(Data entries for graphics)
******

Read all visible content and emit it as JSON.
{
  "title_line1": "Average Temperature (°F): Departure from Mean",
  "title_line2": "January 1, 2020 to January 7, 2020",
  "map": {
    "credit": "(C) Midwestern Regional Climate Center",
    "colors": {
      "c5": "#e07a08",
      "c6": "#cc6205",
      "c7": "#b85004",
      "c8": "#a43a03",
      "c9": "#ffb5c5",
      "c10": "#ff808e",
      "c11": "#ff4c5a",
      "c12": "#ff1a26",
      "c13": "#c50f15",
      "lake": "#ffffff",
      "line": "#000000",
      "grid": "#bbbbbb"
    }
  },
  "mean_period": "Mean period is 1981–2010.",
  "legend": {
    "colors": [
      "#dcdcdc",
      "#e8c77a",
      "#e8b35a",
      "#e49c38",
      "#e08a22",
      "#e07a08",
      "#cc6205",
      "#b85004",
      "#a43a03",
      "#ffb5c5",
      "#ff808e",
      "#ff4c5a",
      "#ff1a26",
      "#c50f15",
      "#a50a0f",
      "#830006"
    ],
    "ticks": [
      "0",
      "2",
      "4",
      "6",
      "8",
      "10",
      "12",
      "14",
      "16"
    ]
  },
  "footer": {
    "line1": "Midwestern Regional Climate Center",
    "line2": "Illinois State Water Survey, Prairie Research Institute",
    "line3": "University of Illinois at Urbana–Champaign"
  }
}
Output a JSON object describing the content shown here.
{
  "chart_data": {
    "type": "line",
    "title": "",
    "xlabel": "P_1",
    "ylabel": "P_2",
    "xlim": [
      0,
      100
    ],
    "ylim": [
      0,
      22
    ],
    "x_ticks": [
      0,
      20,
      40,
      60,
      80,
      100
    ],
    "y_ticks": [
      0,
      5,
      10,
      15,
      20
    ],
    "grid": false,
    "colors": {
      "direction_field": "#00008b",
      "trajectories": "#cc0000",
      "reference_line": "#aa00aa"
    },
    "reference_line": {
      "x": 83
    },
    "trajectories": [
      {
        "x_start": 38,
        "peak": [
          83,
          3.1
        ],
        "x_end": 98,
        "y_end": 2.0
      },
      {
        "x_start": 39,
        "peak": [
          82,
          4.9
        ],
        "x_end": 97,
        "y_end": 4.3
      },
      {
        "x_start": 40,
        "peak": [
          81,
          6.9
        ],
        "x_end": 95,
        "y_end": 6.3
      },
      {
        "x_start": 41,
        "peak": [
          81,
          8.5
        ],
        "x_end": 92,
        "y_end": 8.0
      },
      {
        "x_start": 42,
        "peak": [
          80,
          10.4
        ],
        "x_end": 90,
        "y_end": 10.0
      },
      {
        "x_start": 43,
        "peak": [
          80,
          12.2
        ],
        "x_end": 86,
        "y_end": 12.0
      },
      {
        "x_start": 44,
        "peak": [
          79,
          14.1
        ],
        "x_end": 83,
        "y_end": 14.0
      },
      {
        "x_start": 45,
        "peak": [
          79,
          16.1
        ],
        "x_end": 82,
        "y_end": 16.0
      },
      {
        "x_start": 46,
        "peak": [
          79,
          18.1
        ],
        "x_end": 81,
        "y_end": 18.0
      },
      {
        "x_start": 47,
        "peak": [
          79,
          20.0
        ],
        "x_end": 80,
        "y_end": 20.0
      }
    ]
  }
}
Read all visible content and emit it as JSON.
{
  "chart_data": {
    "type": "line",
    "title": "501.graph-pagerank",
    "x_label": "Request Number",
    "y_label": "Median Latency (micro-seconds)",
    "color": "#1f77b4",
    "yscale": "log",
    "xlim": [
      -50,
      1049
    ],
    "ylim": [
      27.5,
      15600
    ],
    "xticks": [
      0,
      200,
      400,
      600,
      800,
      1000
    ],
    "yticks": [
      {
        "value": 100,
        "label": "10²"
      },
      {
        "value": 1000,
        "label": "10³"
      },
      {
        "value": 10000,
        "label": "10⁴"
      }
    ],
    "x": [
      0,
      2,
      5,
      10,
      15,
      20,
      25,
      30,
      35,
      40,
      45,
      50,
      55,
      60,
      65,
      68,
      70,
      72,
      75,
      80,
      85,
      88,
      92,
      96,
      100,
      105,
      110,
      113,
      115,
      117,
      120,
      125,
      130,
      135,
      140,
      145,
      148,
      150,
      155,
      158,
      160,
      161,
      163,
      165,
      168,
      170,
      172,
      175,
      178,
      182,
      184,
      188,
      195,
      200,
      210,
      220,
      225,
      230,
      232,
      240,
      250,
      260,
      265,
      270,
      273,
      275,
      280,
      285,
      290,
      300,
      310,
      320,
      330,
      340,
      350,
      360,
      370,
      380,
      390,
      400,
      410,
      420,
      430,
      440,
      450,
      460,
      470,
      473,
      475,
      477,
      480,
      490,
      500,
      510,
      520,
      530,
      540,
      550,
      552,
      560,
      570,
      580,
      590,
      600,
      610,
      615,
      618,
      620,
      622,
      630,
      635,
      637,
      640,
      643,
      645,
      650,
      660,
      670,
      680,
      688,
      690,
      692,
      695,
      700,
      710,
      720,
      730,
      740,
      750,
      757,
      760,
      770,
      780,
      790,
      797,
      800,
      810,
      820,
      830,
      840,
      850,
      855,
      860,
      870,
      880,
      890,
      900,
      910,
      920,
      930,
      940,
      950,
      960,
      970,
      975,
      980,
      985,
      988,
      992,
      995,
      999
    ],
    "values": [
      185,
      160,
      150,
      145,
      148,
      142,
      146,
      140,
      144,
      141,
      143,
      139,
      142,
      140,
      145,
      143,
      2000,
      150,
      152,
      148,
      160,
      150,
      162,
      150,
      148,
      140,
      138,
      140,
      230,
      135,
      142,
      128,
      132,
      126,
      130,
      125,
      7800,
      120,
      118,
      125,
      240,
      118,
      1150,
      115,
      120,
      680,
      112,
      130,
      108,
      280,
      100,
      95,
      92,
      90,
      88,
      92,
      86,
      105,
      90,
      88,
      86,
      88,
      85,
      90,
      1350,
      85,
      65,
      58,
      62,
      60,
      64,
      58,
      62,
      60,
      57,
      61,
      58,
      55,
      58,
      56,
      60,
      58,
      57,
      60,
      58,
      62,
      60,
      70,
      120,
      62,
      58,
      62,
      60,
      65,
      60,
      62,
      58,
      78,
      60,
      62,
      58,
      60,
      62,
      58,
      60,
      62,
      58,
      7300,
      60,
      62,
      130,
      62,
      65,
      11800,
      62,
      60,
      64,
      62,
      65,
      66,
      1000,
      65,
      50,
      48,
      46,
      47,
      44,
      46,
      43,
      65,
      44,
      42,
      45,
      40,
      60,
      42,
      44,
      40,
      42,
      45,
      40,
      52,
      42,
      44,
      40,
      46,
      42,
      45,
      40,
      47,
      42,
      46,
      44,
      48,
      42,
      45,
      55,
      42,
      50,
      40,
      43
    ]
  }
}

******

Transcribe the full listing above without leaving anything out.

Answer in full:
Read all visible content and emit it as JSON.
{
  "title_line1": "Average Temperature (°F): Departure from Mean",
  "title_line2": "January 1, 2020 to January 7, 2020",
  "map": {
    "credit": "(C) Midwestern Regional Climate Center",
    "colors": {
      "c5": "#e07a08",
      "c6": "#cc6205",
      "c7": "#b85004",
      "c8": "#a43a03",
      "c9": "#ffb5c5",
      "c10": "#ff808e",
      "c11": "#ff4c5a",
      "c12": "#ff1a26",
      "c13": "#c50f15",
      "lake": "#ffffff",
      "line": "#000000",
      "grid": "#bbbbbb"
    }
  },
  "mean_period": "Mean period is 1981–2010.",
  "legend": {
    "colors": [
      "#dcdcdc",
      "#e8c77a",
      "#e8b35a",
      "#e49c38",
      "#e08a22",
      "#e07a08",
      "#cc6205",
      "#b85004",
      "#a43a03",
      "#ffb5c5",
      "#ff808e",
      "#ff4c5a",
      "#ff1a26",
      "#c50f15",
      "#a50a0f",
      "#830006"
    ],
    "ticks": [
      "0",
      "2",
      "4",
      "6",
      "8",
      "10",
      "12",
      "14",
      "16"
    ]
  },
  "footer": {
    "line1": "Midwestern Regional Climate Center",
    "line2": "Illinois State Water Survey, Prairie Research Institute",
    "line3": "University of Illinois at Urbana–Champaign"
  }
}
Output a JSON object describing the content shown here.
{
  "chart_data": {
    "type": "line",
    "title": "",
    "xlabel": "P_1",
    "ylabel": "P_2",
    "xlim": [
      0,
      100
    ],
    "ylim": [
      0,
      22
    ],
    "x_ticks": [
      0,
      20,
      40,
      60,
      80,
      100
    ],
    "y_ticks": [
      0,
      5,
      10,
      15,
      20
    ],
    "grid": false,
    "colors": {
      "direction_field": "#00008b",
      "trajectories": "#cc0000",
      "reference_line": "#aa00aa"
    },
    "reference_line": {
      "x": 83
    },
    "trajectories": [
      {
        "x_start": 38,
        "peak": [
          83,
          3.1
        ],
        "x_end": 98,
        "y_end": 2.0
      },
      {
        "x_start": 39,
        "peak": [
          82,
          4.9
        ],
        "x_end": 97,
        "y_end": 4.3
      },
      {
        "x_start": 40,
        "peak": [
          81,
          6.9
        ],
        "x_end": 95,
        "y_end": 6.3
      },
      {
        "x_start": 41,
        "peak": [
          81,
          8.5
        ],
        "x_end": 92,
        "y_end": 8.0
      },
      {
        "x_start": 42,
        "peak": [
          80,
          10.4
        ],
        "x_end": 90,
        "y_end": 10.0
      },
      {
        "x_start": 43,
        "peak": [
          80,
          12.2
        ],
        "x_end": 86,
        "y_end": 12.0
      },
      {
        "x_start": 44,
        "peak": [
          79,
          14.1
        ],
        "x_end": 83,
        "y_end": 14.0
      },
      {
        "x_start": 45,
        "peak": [
          79,
          16.1
        ],
        "x_end": 82,
        "y_end": 16.0
      },
      {
        "x_start": 46,
        "peak": [
          79,
          18.1
        ],
        "x_end": 81,
        "y_end": 18.0
      },
      {
        "x_start": 47,
        "peak": [
          79,
          20.0
        ],
        "x_end": 80,
        "y_end": 20.0
      }
    ]
  }
}
Read all visible content and emit it as JSON.
{
  "chart_data": {
    "type": "line",
    "title": "501.graph-pagerank",
    "x_label": "Request Number",
    "y_label": "Median Latency (micro-seconds)",
    "color": "#1f77b4",
    "yscale": "log",
    "xlim": [
      -50,
      1049
    ],
    "ylim": [
      27.5,
      15600
    ],
    "xticks": [
      0,
      200,
      400,
      600,
      800,
      1000
    ],
    "yticks": [
      {
        "value": 100,
        "label": "10²"
      },
      {
        "value": 1000,
        "label": "10³"
      },
      {
        "value": 10000,
        "label": "10⁴"
      }
    ],
    "x": [
      0,
      2,
      5,
      10,
      15,
      20,
      25,
      30,
      35,
      40,
      45,
      50,
      55,
      60,
      65,
      68,
      70,
      72,
      75,
      80,
      85,
      88,
      92,
      96,
      100,
      105,
      110,
      113,
      115,
      117,
      120,
      125,
      130,
      135,
      140,
      145,
      148,
      150,
      155,
      158,
      160,
      161,
      163,
      165,
      168,
      170,
      172,
      175,
      178,
      182,
      184,
      188,
      195,
      200,
      210,
      220,
      225,
      230,
      232,
      240,
      250,
      260,
      265,
      270,
      273,
      275,
      280,
      285,
      290,
      300,
      310,
      320,
      330,
      340,
      350,
      360,
      370,
      380,
      390,
      400,
      410,
      420,
      430,
      440,
      450,
      460,
      470,
      473,
      475,
      477,
      480,
      490,
      500,
      510,
      520,
      530,
      540,
      550,
      552,
      560,
      570,
      580,
      590,
      600,
      610,
      615,
      618,
      620,
      622,
      630,
      635,
      637,
      640,
      643,
      645,
      650,
      660,
      670,
      680,
      688,
      690,
      692,
      695,
      700,
      710,
      720,
      730,
      740,
      750,
      757,
      760,
      770,
      780,
      790,
      797,
      800,
      810,
      820,
      830,
      840,
      850,
      855,
      860,
      870,
      880,
      890,
      900,
      910,
      920,
      930,
      940,
      950,
      960,
      970,
      975,
      980,
      985,
      988,
      992,
      995,
      999
    ],
    "values": [
      185,
      160,
      150,
      145,
      148,
      142,
      146,
      140,
      144,
      141,
      143,
      139,
      142,
      140,
      145,
      143,
      2000,
      150,
      152,
      148,
      160,
      150,
      162,
      150,
      148,
      140,
      138,
      140,
      230,
      135,
      142,
      128,
      132,
      126,
      130,
      125,
      7800,
      120,
      118,
      125,
      240,
      118,
      1150,
      115,
      120,
      680,
      112,
      130,
      108,
      280,
      100,
      95,
      92,
      90,
      88,
      92,
      86,
      105,
      90,
      88,
      86,
      88,
      85,
      90,
      1350,
      85,
      65,
      58,
      62,
      60,
      64,
      58,
      62,
      60,
      57,
      61,
      58,
      55,
      58,
      56,
      60,
      58,
      57,
      60,
      58,
      62,
      60,
      70,
      120,
      62,
      58,
      62,
      60,
      65,
      60,
      62,
      58,
      78,
      60,
      62,
      58,
      60,
      62,
      58,
      60,
      62,
      58,
      7300,
      60,
      62,
      130,
      62,
      65,
      11800,
      62,
      60,
      64,
      62,
      65,
      66,
      1000,
      65,
      50,
      48,
      46,
      47,
      44,
      46,
      43,
      65,
      44,
      42,
      45,
      40,
      60,
      42,
      44,
      40,
      42,
      45,
      40,
      52,
      42,
      44,
      40,
      46,
      42,
      45,
      40,
      47,
      42,
      46,
      44,
      48,
      42,
      45,
      55,
      42,
      50,
      40,
      43
    ]
  }
}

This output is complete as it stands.